BEGIN DATA SHOWN

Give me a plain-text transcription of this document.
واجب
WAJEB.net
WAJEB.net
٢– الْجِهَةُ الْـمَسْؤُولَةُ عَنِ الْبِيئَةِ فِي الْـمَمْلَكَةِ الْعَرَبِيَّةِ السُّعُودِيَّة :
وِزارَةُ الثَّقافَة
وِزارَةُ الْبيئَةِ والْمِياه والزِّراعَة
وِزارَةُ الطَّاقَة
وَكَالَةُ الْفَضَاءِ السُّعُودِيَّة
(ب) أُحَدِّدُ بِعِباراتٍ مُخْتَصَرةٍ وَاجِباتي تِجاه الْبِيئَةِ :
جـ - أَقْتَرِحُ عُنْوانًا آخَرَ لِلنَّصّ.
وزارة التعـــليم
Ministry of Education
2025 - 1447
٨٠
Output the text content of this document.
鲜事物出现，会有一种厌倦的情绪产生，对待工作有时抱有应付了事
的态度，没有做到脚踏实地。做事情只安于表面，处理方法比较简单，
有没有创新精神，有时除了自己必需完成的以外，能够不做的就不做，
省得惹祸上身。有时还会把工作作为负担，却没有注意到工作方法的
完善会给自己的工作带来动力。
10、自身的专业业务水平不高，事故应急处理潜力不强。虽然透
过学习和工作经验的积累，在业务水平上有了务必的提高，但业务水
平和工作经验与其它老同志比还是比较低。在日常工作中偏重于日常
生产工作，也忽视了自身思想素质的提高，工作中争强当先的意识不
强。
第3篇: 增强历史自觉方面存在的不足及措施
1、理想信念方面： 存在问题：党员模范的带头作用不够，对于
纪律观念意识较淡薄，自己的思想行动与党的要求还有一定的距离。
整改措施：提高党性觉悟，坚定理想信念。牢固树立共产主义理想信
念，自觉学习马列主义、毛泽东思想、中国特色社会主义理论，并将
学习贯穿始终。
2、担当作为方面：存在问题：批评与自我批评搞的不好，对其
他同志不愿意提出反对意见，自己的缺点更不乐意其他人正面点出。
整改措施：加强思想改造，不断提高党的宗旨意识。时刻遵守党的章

END DATA SHOWN

List every line above that contains the word "存在问题".

1、理想信念方面： 存在问题：党员模范的带头作用不够，对于
2、担当作为方面：存在问题：批评与自我批评搞的不好，对其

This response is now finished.